| Instructions for the task |
Say how many lines include the word "JSON", using only a number.

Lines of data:
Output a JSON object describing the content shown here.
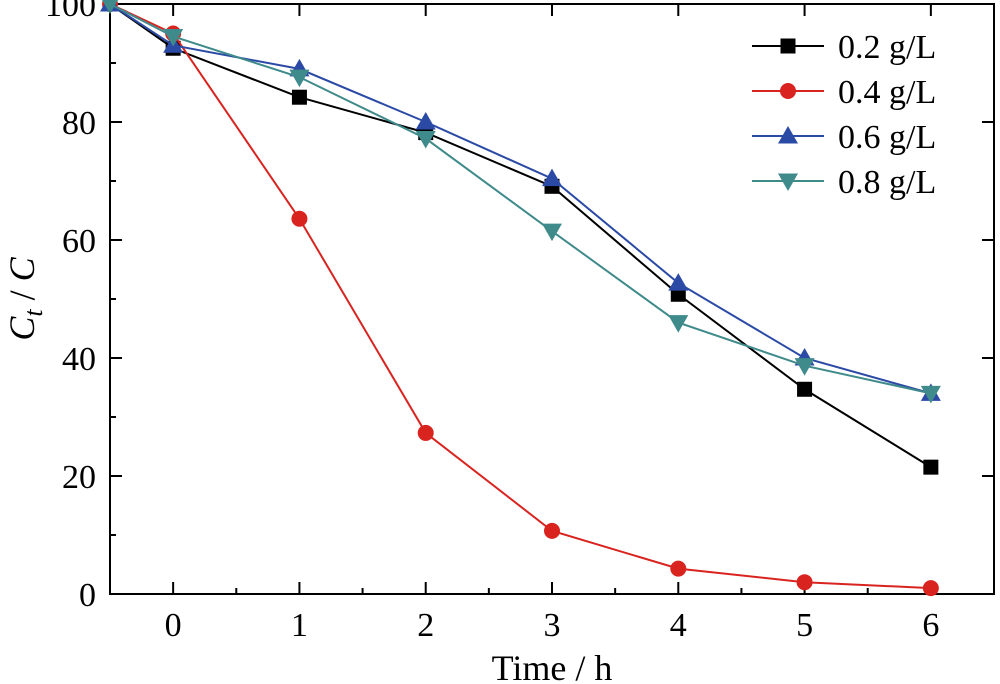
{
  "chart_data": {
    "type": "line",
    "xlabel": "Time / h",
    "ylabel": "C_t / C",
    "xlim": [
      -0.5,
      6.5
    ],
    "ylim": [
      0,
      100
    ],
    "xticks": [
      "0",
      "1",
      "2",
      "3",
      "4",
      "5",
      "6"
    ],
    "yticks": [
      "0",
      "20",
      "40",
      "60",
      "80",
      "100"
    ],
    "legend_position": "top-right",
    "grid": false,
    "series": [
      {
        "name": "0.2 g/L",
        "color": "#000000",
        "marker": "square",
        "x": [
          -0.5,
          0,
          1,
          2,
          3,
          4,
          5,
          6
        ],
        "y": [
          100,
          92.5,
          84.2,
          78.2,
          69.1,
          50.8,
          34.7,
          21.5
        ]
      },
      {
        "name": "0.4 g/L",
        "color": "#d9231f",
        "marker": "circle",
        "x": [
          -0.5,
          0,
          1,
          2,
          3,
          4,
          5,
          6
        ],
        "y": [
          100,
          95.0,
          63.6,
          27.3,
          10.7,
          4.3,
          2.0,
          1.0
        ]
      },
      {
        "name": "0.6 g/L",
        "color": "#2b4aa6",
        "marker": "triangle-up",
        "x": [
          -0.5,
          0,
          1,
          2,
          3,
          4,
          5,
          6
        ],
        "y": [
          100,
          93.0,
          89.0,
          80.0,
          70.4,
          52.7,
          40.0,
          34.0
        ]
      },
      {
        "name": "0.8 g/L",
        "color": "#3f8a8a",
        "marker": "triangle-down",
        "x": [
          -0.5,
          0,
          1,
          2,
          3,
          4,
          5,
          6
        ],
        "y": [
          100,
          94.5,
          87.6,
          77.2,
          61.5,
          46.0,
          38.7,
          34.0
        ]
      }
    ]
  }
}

...

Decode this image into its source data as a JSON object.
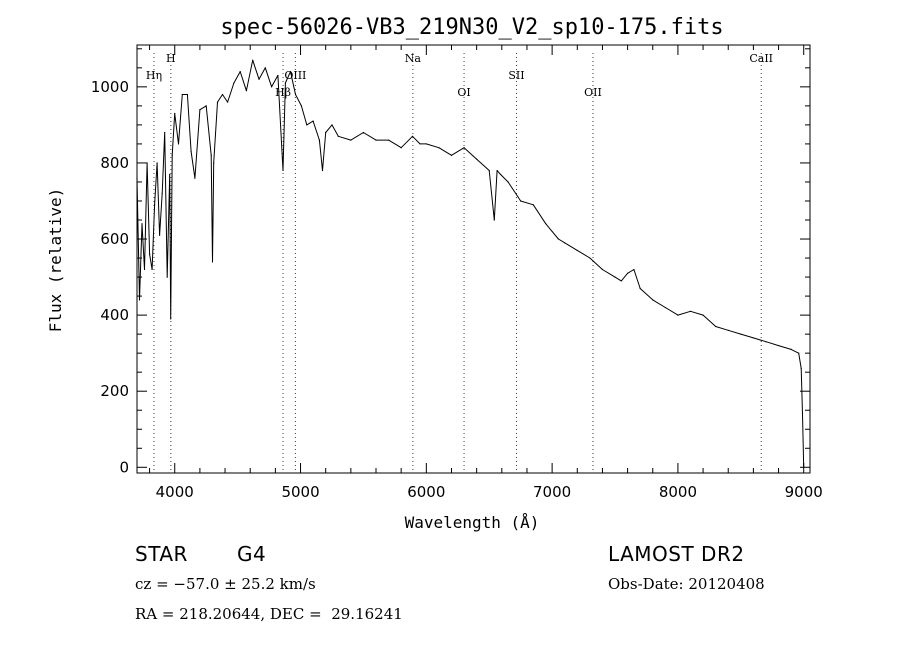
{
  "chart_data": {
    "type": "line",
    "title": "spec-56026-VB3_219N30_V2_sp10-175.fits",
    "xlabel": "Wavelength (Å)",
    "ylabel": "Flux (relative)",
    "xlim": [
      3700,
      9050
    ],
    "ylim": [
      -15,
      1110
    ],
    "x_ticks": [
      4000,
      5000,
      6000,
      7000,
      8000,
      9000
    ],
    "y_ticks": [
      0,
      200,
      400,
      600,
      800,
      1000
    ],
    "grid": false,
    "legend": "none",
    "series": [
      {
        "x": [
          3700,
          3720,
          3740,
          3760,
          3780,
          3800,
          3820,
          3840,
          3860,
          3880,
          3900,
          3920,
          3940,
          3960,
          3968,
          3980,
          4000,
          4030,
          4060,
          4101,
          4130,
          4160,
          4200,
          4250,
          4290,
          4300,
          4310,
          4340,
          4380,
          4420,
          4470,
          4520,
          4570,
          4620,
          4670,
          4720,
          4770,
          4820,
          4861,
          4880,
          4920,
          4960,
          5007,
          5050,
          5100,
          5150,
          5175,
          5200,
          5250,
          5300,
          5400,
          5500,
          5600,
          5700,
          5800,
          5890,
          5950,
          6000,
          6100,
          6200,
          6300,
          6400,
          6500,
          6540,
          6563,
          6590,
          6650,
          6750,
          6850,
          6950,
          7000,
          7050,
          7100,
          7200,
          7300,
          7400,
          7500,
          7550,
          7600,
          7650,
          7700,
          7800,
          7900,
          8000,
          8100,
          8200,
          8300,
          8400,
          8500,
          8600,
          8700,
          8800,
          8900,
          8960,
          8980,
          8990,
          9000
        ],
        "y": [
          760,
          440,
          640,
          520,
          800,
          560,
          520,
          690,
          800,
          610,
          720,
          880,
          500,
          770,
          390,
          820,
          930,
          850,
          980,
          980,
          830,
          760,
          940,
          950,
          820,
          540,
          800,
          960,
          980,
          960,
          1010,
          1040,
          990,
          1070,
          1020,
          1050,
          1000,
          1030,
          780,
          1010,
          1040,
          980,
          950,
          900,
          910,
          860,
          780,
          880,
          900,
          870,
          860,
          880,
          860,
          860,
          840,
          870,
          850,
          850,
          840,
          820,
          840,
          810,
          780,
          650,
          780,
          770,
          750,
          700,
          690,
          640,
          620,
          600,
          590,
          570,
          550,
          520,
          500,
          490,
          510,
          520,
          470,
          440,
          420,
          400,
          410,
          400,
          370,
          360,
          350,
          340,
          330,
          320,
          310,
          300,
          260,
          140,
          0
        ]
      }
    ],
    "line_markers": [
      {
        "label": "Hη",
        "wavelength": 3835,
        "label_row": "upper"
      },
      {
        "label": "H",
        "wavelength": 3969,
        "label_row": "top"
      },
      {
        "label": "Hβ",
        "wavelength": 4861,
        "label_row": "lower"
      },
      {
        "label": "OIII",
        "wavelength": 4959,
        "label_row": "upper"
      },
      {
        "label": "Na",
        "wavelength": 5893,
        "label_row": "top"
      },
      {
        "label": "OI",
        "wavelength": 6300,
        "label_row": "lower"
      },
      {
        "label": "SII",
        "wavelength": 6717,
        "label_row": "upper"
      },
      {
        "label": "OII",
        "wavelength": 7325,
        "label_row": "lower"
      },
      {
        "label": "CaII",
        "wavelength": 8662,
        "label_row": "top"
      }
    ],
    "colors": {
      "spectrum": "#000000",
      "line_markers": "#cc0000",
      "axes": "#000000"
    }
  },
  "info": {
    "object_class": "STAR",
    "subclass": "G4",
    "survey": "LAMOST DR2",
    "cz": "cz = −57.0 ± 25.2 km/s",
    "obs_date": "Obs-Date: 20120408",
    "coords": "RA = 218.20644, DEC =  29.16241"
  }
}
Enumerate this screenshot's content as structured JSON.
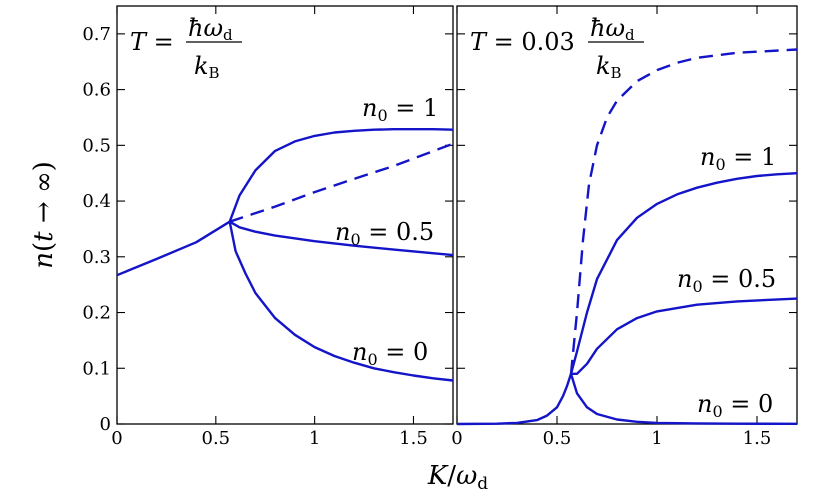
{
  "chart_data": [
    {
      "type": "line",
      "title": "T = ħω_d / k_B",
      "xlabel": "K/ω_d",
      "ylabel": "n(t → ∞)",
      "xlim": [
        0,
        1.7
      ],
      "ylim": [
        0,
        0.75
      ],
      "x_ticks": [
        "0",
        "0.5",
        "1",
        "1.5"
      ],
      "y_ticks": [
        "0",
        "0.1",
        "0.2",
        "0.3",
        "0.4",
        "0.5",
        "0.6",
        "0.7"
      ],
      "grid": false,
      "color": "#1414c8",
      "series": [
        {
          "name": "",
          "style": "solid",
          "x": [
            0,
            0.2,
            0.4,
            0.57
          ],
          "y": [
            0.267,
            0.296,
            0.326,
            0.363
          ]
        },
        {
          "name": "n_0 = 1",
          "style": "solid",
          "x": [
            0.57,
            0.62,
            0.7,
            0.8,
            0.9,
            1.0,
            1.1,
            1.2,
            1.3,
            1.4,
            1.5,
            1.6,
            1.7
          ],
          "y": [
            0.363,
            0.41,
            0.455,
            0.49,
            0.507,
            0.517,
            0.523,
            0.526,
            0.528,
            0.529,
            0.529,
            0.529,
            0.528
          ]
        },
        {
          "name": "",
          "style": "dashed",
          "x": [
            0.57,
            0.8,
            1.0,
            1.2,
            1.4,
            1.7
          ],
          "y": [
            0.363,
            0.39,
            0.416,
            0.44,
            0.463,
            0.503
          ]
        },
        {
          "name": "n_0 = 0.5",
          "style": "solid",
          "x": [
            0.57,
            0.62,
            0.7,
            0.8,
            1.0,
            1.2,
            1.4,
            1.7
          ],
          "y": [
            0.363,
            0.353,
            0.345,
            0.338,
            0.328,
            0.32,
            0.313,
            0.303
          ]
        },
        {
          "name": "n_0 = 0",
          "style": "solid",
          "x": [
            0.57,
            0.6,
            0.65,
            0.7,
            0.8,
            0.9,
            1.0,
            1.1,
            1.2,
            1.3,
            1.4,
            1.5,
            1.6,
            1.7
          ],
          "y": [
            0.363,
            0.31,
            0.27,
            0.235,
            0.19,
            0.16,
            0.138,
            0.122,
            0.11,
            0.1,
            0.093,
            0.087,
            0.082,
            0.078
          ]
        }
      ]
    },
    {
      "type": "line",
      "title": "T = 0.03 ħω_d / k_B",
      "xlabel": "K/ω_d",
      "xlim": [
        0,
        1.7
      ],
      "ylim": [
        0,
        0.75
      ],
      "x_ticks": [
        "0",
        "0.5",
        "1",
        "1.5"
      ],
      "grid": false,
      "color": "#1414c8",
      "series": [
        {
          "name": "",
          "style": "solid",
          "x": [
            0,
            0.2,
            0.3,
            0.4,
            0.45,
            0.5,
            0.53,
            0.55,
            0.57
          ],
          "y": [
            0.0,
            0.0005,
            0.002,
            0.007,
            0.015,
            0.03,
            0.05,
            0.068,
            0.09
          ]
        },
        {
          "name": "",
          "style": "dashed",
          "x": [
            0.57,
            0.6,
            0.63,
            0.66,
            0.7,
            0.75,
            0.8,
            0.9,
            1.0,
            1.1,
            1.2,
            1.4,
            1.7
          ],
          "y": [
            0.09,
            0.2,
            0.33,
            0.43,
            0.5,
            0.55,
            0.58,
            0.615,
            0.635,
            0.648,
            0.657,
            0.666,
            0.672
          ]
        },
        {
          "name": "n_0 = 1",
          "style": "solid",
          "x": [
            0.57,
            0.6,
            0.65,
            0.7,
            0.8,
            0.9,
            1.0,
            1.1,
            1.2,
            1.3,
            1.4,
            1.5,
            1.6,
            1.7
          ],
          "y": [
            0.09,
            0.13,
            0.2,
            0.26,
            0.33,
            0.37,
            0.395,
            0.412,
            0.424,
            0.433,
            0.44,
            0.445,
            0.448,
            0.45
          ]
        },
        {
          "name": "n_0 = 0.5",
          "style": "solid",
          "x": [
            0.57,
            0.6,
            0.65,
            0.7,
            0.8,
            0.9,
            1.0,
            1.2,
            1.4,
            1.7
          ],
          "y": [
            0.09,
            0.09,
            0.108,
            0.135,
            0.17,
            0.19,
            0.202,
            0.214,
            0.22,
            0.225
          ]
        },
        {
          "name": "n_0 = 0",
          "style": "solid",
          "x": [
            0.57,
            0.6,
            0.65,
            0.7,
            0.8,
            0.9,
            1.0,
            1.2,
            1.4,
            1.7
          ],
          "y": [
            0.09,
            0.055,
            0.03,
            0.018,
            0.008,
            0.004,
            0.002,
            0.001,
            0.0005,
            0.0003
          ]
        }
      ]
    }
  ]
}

| Final result |
3